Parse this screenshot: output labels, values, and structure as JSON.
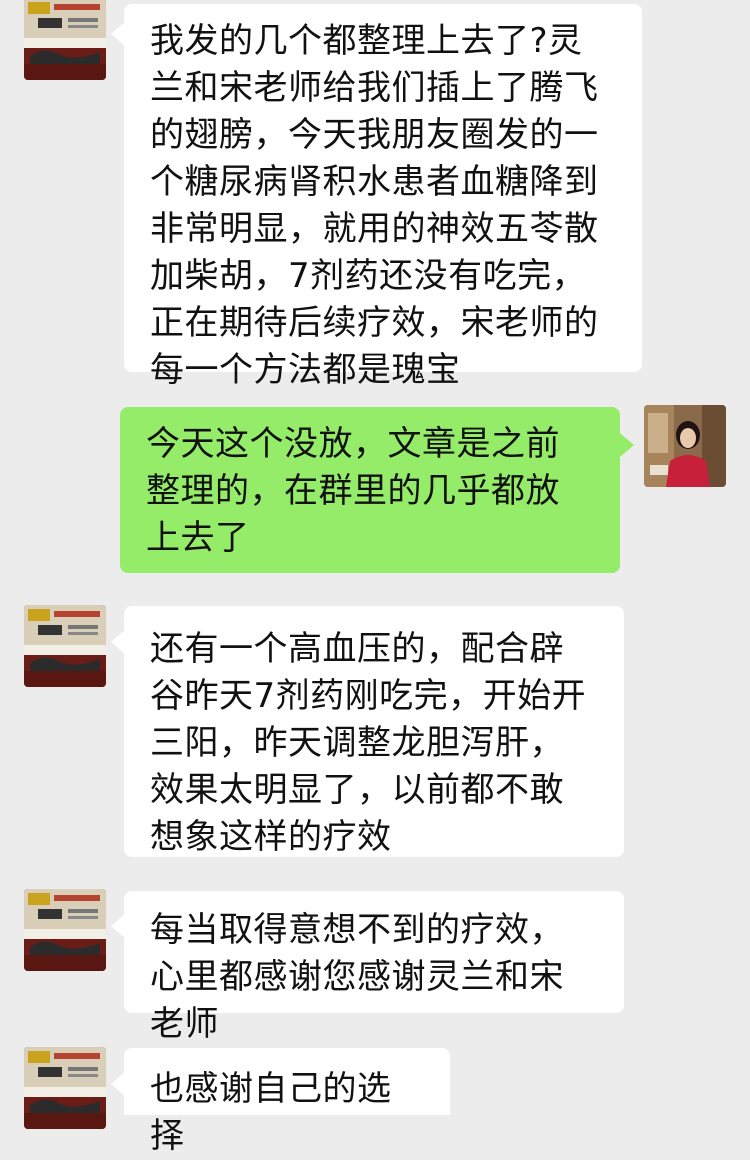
{
  "messages": [
    {
      "from": "contact",
      "text": "我发的几个都整理上去了?灵兰和宋老师给我们插上了腾飞的翅膀，今天我朋友圈发的一个糖尿病肾积水患者血糖降到非常明显，就用的神效五苓散加柴胡，7剂药还没有吃完，正在期待后续疗效，宋老师的每一个方法都是瑰宝"
    },
    {
      "from": "self",
      "text": "今天这个没放，文章是之前整理的，在群里的几乎都放上去了"
    },
    {
      "from": "contact",
      "text": "还有一个高血压的，配合辟谷昨天7剂药刚吃完，开始开三阳，昨天调整龙胆泻肝，效果太明显了，以前都不敢想象这样的疗效"
    },
    {
      "from": "contact",
      "text": "每当取得意想不到的疗效，心里都感谢您感谢灵兰和宋老师"
    },
    {
      "from": "contact",
      "text": "也感谢自己的选择"
    }
  ],
  "colors": {
    "background": "#ececec",
    "incoming_bubble": "#ffffff",
    "outgoing_bubble": "#95ec69"
  },
  "icons": {
    "contact_avatar": "contact-avatar-image",
    "self_avatar": "user-avatar-photo"
  }
}
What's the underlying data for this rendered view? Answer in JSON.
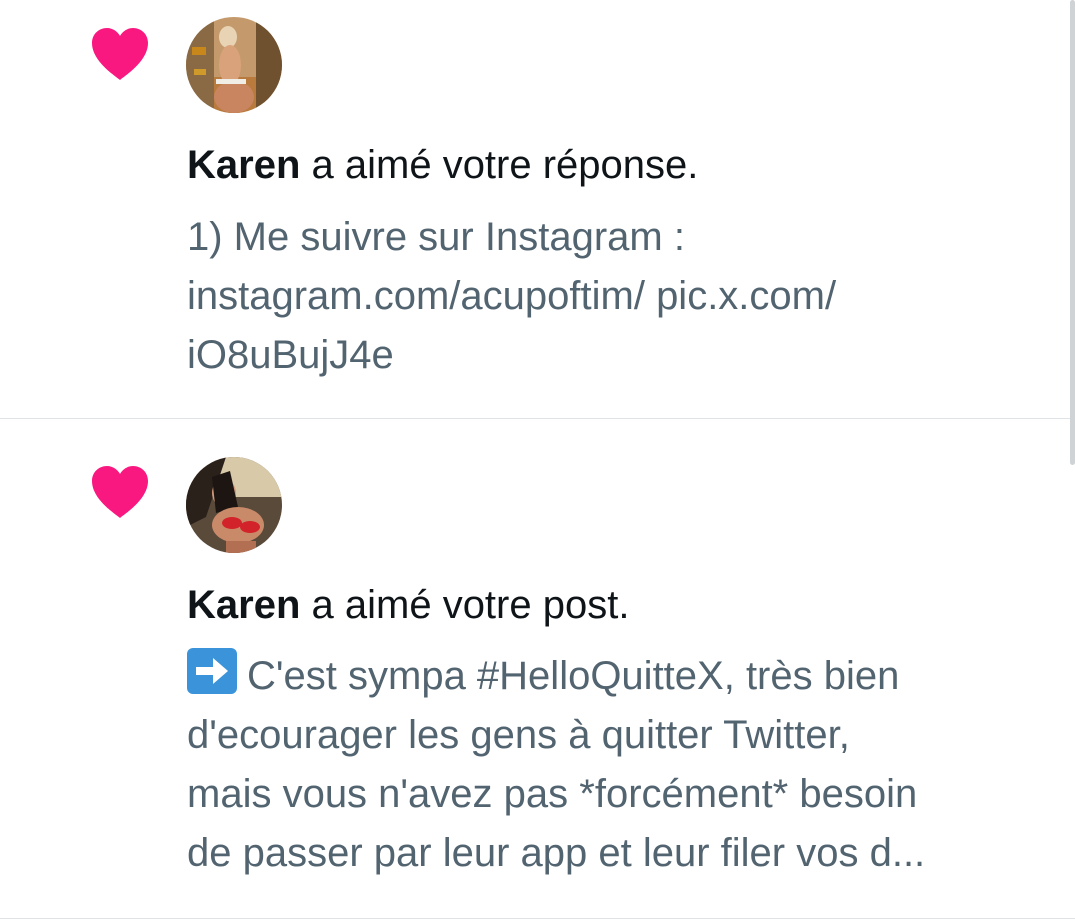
{
  "colors": {
    "heart": "#f91880",
    "primary_text": "#0f1419",
    "secondary_text": "#536471",
    "divider": "#dfe3e6"
  },
  "notifications": [
    {
      "icon": "heart-icon",
      "user_name": "Karen",
      "action_text": "a aimé votre réponse.",
      "snippet": "1) Me suivre sur Instagram :\ninstagram.com/acupoftim/ pic.x.com/\niO8uBujJ4e"
    },
    {
      "icon": "heart-icon",
      "user_name": "Karen",
      "action_text": "a aimé votre post.",
      "snippet_emoji": "right-arrow-emoji",
      "snippet": "C'est sympa #HelloQuitteX, très bien\nd'ecourager les gens à quitter Twitter,\nmais vous n'avez pas *forcément* besoin\nde passer par leur app et leur filer vos d..."
    }
  ]
}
++++++++++++++++++++
:: Your instructions ::
Quote the records in full and exactly; skip any image.

:: Answer to this exercise ::
Parse this screenshot: output labels, values, and structure as JSON.
{
  "messages": [
    {
      "from": "contact",
      "text": "我发的几个都整理上去了?灵兰和宋老师给我们插上了腾飞的翅膀，今天我朋友圈发的一个糖尿病肾积水患者血糖降到非常明显，就用的神效五苓散加柴胡，7剂药还没有吃完，正在期待后续疗效，宋老师的每一个方法都是瑰宝"
    },
    {
      "from": "self",
      "text": "今天这个没放，文章是之前整理的，在群里的几乎都放上去了"
    },
    {
      "from": "contact",
      "text": "还有一个高血压的，配合辟谷昨天7剂药刚吃完，开始开三阳，昨天调整龙胆泻肝，效果太明显了，以前都不敢想象这样的疗效"
    },
    {
      "from": "contact",
      "text": "每当取得意想不到的疗效，心里都感谢您感谢灵兰和宋老师"
    },
    {
      "from": "contact",
      "text": "也感谢自己的选择"
    }
  ],
  "colors": {
    "background": "#ececec",
    "incoming_bubble": "#ffffff",
    "outgoing_bubble": "#95ec69"
  },
  "icons": {
    "contact_avatar": "contact-avatar-image",
    "self_avatar": "user-avatar-photo"
  }
}
What's the underlying data for this rendered view? Answer in JSON.
{
  "colors": {
    "heart": "#f91880",
    "primary_text": "#0f1419",
    "secondary_text": "#536471",
    "divider": "#dfe3e6"
  },
  "notifications": [
    {
      "icon": "heart-icon",
      "user_name": "Karen",
      "action_text": "a aimé votre réponse.",
      "snippet": "1) Me suivre sur Instagram :\ninstagram.com/acupoftim/ pic.x.com/\niO8uBujJ4e"
    },
    {
      "icon": "heart-icon",
      "user_name": "Karen",
      "action_text": "a aimé votre post.",
      "snippet_emoji": "right-arrow-emoji",
      "snippet": "C'est sympa #HelloQuitteX, très bien\nd'ecourager les gens à quitter Twitter,\nmais vous n'avez pas *forcément* besoin\nde passer par leur app et leur filer vos d..."
    }
  ]
}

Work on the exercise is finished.